• _What is asked_
Reproduce every line in the listing that contains the word "заседания".

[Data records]
+ + + +

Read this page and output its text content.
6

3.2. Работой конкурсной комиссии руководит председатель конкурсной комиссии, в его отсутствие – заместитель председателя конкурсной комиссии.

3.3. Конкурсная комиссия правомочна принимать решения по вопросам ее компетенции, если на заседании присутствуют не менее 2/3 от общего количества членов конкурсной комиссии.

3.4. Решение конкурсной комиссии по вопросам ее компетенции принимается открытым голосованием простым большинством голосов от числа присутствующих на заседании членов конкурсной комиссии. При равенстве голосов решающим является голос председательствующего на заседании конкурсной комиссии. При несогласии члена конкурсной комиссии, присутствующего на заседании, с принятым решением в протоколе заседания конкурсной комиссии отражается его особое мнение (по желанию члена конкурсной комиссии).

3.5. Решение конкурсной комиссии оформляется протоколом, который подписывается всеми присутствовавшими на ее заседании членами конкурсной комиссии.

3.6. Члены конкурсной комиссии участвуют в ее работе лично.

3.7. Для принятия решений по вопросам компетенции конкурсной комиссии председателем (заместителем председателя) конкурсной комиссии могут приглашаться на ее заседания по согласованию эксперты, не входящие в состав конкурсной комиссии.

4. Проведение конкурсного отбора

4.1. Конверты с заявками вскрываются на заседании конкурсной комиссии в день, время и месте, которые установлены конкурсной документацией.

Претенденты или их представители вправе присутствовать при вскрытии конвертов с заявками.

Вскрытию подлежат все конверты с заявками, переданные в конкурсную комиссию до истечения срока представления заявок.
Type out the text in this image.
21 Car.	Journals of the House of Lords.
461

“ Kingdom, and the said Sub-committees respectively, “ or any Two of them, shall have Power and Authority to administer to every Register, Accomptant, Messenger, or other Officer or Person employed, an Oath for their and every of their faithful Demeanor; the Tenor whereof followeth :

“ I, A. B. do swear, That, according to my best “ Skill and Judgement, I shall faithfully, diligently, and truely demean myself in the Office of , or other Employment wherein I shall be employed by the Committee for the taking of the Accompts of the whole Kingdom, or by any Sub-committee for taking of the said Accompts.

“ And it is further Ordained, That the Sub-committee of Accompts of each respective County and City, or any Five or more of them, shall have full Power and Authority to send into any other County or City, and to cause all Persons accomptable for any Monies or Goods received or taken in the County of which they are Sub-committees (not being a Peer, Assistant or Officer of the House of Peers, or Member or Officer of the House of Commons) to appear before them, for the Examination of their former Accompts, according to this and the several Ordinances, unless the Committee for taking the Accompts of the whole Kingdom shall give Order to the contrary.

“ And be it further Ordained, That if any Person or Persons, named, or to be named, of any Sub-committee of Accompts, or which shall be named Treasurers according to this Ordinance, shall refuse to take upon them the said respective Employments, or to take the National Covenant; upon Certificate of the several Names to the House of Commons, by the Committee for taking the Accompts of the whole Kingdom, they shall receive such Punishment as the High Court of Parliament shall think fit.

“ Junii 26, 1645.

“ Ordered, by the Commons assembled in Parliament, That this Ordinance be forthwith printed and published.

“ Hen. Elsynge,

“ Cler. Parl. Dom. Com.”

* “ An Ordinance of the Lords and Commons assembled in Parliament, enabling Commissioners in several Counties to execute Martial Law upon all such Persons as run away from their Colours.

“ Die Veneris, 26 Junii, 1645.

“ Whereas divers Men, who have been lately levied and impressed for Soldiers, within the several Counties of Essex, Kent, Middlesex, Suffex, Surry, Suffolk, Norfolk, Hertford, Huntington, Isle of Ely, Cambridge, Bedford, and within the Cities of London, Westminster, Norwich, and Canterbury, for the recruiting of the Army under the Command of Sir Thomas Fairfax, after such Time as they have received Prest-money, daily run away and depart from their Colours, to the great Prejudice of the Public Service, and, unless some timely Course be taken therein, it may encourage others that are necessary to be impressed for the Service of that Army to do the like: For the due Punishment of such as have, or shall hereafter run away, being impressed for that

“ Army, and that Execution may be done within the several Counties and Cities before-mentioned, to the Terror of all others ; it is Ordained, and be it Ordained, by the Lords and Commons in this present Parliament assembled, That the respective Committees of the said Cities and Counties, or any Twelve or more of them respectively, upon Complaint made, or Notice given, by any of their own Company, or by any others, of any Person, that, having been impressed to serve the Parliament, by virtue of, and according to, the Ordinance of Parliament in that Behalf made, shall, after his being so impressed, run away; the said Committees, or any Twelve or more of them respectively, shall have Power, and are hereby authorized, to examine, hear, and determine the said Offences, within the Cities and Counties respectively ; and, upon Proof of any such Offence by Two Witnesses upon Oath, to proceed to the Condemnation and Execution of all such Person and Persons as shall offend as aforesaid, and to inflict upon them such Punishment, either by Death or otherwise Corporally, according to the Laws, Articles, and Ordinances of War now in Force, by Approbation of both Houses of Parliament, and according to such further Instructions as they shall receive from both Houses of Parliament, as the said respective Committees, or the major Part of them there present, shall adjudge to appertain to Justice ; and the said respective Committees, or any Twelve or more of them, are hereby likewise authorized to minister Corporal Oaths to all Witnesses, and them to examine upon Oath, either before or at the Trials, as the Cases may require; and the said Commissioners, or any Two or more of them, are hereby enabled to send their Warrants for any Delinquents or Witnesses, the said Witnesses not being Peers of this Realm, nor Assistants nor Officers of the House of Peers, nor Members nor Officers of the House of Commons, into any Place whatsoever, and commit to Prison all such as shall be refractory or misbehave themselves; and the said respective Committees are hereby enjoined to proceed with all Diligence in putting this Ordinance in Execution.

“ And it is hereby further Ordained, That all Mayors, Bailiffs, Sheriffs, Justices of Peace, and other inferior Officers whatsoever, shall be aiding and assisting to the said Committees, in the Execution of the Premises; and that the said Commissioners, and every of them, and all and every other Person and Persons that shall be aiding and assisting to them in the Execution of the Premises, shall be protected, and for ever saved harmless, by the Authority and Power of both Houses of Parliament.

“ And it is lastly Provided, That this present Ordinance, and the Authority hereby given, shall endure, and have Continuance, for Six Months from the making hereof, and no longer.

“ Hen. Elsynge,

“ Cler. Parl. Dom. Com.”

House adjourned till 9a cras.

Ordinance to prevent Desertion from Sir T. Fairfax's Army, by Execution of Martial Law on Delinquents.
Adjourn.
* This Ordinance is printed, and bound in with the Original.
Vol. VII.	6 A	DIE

+ + + +

• _Correct output_
3.4. Решение конкурсной комиссии по вопросам ее компетенции принимается открытым голосованием простым большинством голосов от числа присутствующих на заседании членов конкурсной комиссии. При равенстве голосов решающим является голос председательствующего на заседании конкурсной комиссии. При несогласии члена конкурсной комиссии, присутствующего на заседании, с принятым решением в протоколе заседания конкурсной комиссии отражается его особое мнение (по желанию члена конкурсной комиссии).
3.7. Для принятия решений по вопросам компетенции конкурсной комиссии председателем (заместителем председателя) конкурсной комиссии могут приглашаться на ее заседания по согласованию эксперты, не входящие в состав конкурсной комиссии.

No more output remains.